━━━━━ Exercise input
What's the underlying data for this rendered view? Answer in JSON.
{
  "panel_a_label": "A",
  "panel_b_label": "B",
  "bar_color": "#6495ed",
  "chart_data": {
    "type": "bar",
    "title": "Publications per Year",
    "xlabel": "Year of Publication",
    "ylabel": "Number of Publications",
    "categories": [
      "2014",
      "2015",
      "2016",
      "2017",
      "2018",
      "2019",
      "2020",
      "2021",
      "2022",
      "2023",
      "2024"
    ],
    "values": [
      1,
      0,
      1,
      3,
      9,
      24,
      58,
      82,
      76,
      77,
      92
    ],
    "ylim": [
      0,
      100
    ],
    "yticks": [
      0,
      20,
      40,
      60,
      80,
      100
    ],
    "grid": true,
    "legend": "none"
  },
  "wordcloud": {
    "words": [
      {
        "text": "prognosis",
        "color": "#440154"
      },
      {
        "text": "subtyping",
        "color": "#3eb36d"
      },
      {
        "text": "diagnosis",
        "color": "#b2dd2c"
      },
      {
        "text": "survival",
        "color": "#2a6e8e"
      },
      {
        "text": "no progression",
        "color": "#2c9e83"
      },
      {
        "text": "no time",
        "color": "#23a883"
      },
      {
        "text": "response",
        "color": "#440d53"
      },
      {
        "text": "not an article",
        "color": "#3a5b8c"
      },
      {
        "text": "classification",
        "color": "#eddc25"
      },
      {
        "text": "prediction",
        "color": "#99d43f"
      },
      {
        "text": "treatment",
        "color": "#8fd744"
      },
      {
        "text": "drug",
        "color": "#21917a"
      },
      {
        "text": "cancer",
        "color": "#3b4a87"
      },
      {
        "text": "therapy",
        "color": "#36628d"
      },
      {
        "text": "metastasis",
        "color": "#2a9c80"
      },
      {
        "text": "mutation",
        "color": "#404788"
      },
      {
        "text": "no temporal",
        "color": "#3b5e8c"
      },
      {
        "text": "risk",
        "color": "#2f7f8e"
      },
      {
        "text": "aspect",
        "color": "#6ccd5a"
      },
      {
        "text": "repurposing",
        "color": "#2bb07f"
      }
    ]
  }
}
━━━━━━━━━━
Work to be completed: Reproduce all of the data exactly as given.

Complete answer:
What's the underlying data for this rendered view? Answer in JSON.
{
  "panel_a_label": "A",
  "panel_b_label": "B",
  "bar_color": "#6495ed",
  "chart_data": {
    "type": "bar",
    "title": "Publications per Year",
    "xlabel": "Year of Publication",
    "ylabel": "Number of Publications",
    "categories": [
      "2014",
      "2015",
      "2016",
      "2017",
      "2018",
      "2019",
      "2020",
      "2021",
      "2022",
      "2023",
      "2024"
    ],
    "values": [
      1,
      0,
      1,
      3,
      9,
      24,
      58,
      82,
      76,
      77,
      92
    ],
    "ylim": [
      0,
      100
    ],
    "yticks": [
      0,
      20,
      40,
      60,
      80,
      100
    ],
    "grid": true,
    "legend": "none"
  },
  "wordcloud": {
    "words": [
      {
        "text": "prognosis",
        "color": "#440154"
      },
      {
        "text": "subtyping",
        "color": "#3eb36d"
      },
      {
        "text": "diagnosis",
        "color": "#b2dd2c"
      },
      {
        "text": "survival",
        "color": "#2a6e8e"
      },
      {
        "text": "no progression",
        "color": "#2c9e83"
      },
      {
        "text": "no time",
        "color": "#23a883"
      },
      {
        "text": "response",
        "color": "#440d53"
      },
      {
        "text": "not an article",
        "color": "#3a5b8c"
      },
      {
        "text": "classification",
        "color": "#eddc25"
      },
      {
        "text": "prediction",
        "color": "#99d43f"
      },
      {
        "text": "treatment",
        "color": "#8fd744"
      },
      {
        "text": "drug",
        "color": "#21917a"
      },
      {
        "text": "cancer",
        "color": "#3b4a87"
      },
      {
        "text": "therapy",
        "color": "#36628d"
      },
      {
        "text": "metastasis",
        "color": "#2a9c80"
      },
      {
        "text": "mutation",
        "color": "#404788"
      },
      {
        "text": "no temporal",
        "color": "#3b5e8c"
      },
      {
        "text": "risk",
        "color": "#2f7f8e"
      },
      {
        "text": "aspect",
        "color": "#6ccd5a"
      },
      {
        "text": "repurposing",
        "color": "#2bb07f"
      }
    ]
  }
}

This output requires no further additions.